WHAT TO DO: Search the listing below for the string "Hall" and show each line that contains it.
#### DATA FOR THIS TASK ####
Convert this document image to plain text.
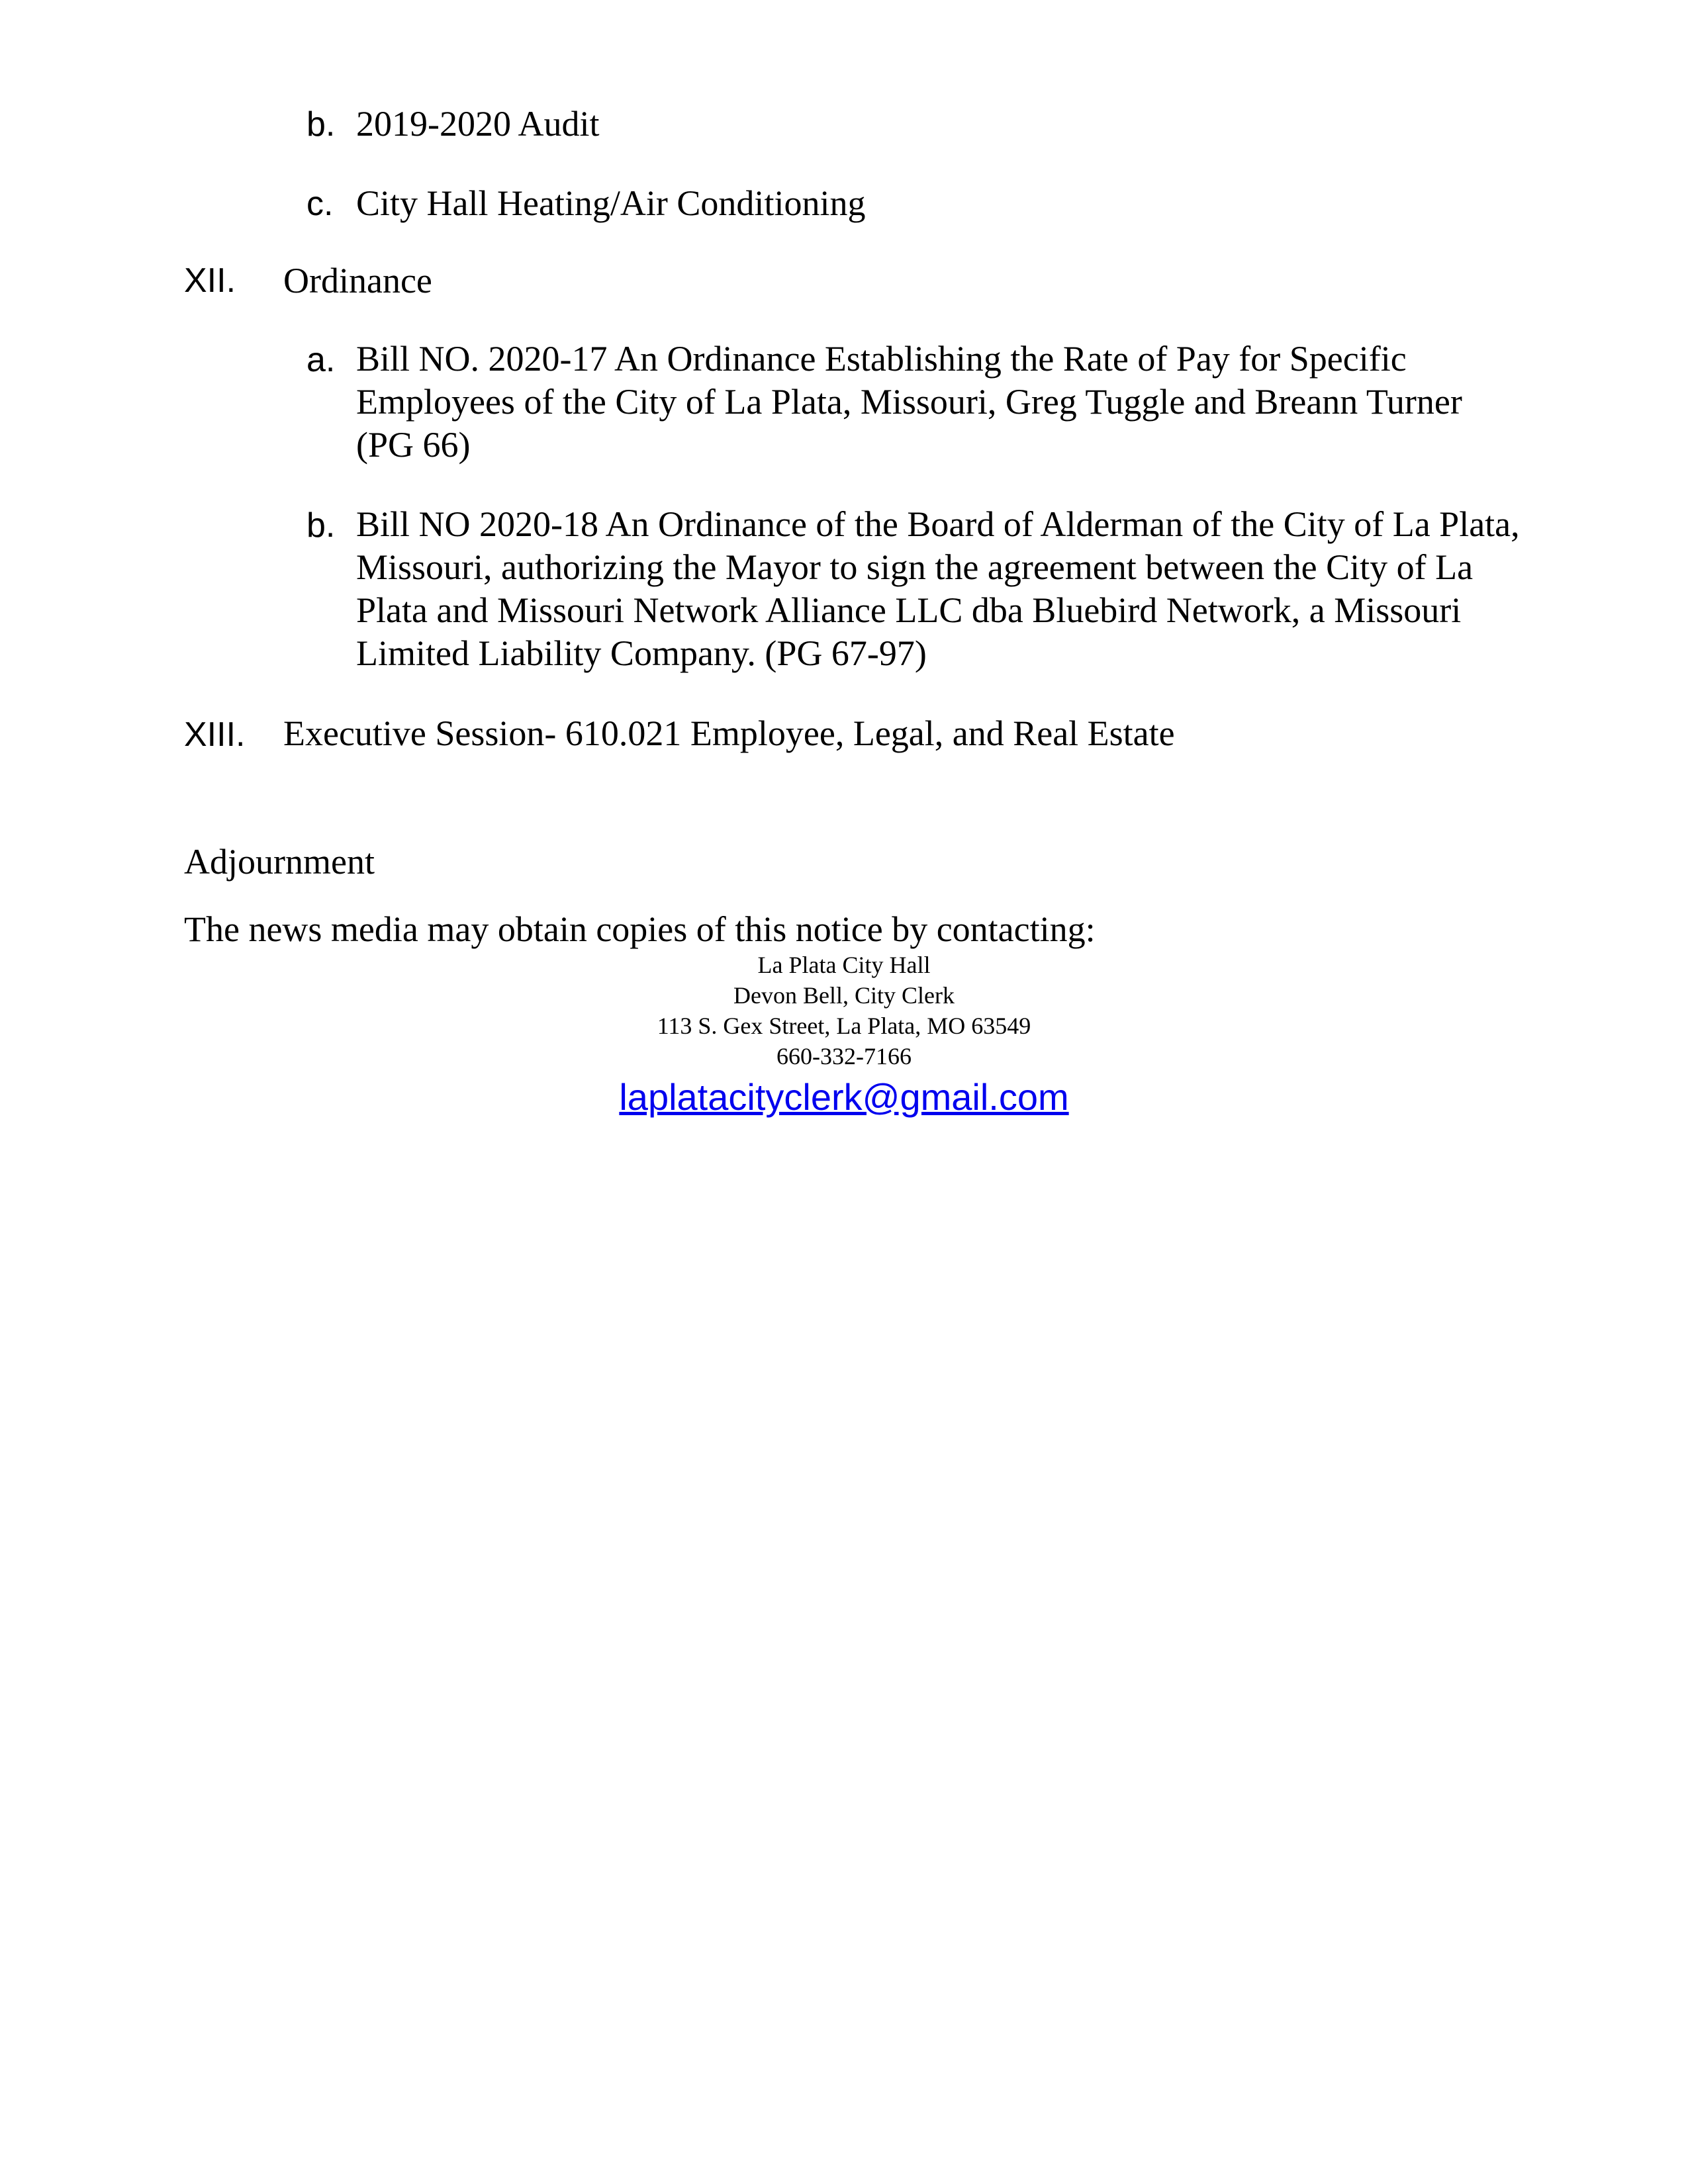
b. 2019-2020 Audit
c. City Hall Heating/Air Conditioning
XII. Ordinance
a. Bill NO. 2020-17 An Ordinance Establishing the Rate of Pay for Specific
Employees of the City of La Plata, Missouri, Greg Tuggle and Breann Turner
(PG 66)
b. Bill NO 2020-18 An Ordinance of the Board of Alderman of the City of La Plata,
Missouri, authorizing the Mayor to sign the agreement between the City of La
Plata and Missouri Network Alliance LLC dba Bluebird Network, a Missouri
Limited Liability Company. (PG 67-97)
XIII. Executive Session- 610.021 Employee, Legal, and Real Estate
Adjournment
The news media may obtain copies of this notice by contacting:
La Plata City Hall
Devon Bell, City Clerk
113 S. Gex Street, La Plata, MO 63549
660-332-7166
laplatacityclerk@gmail.com
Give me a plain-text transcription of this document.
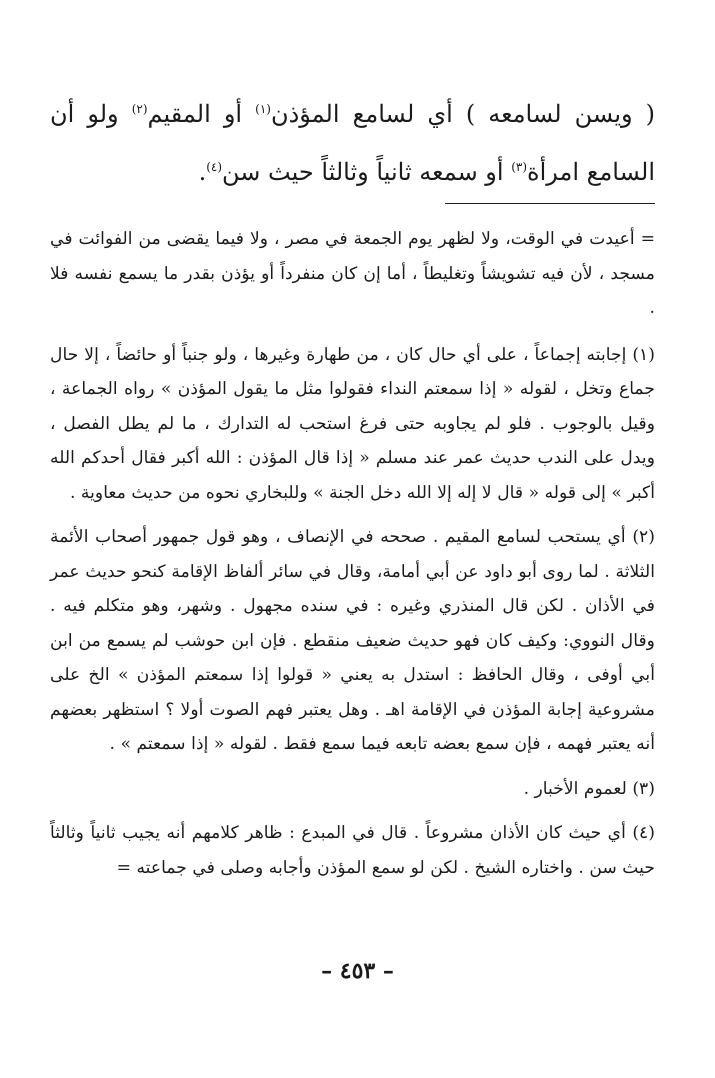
( ويسن لسامعه ) أي لسامع المؤذن$^{(١)}$ أو المقيم$^{(٢)}$ ولو أن السامع امرأة$^{(٣)}$ أو سمعه ثانياً وثالثاً حيث سن$^{(٤)}$.

= أعيدت في الوقت، ولا لظهر يوم الجمعة في مصر ، ولا فيما يقضى من الفوائت في مسجد ، لأن فيه تشويشاً وتغليطاً ، أما إن كان منفرداً أو يؤذن بقدر ما يسمع نفسه فلا .

(١) إجابته إجماعاً ، على أي حال كان ، من طهارة وغيرها ، ولو جنباً أو حائضاً ، إلا حال جماع وتخل ، لقوله « إذا سمعتم النداء فقولوا مثل ما يقول المؤذن » رواه الجماعة ، وقيل بالوجوب . فلو لم يجاوبه حتى فرغ استحب له التدارك ، ما لم يطل الفصل ، ويدل على الندب حديث عمر عند مسلم « إذا قال المؤذن : الله أكبر فقال أحدكم الله أكبر » إلى قوله « قال لا إله إلا الله دخل الجنة » وللبخاري نحوه من حديث معاوية .

(٢) أي يستحب لسامع المقيم . صححه في الإنصاف ، وهو قول جمهور أصحاب الأئمة الثلاثة . لما روى أبو داود عن أبي أمامة، وقال في سائر ألفاظ الإقامة كنحو حديث عمر في الأذان . لكن قال المنذري وغيره : في سنده مجهول . وشهر، وهو متكلم فيه . وقال النووي: وكيف كان فهو حديث ضعيف منقطع . فإن ابن حوشب لم يسمع من ابن أبي أوفى ، وقال الحافظ : استدل به يعني « قولوا إذا سمعتم المؤذن » الخ على مشروعية إجابة المؤذن في الإقامة اهـ . وهل يعتبر فهم الصوت أولا ؟ استظهر بعضهم أنه يعتبر فهمه ، فإن سمع بعضه تابعه فيما سمع فقط . لقوله « إذا سمعتم » .

(٣) لعموم الأخبار .

(٤) أي حيث كان الأذان مشروعاً . قال في المبدع : ظاهر كلامهم أنه يجيب ثانياً وثالثاً حيث سن . واختاره الشيخ . لكن لو سمع المؤذن وأجابه وصلى في جماعته =

– ٤٥٣ –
####
FINISHED ANSWER:
c. City Hall Heating/Air Conditioning
La Plata City Hall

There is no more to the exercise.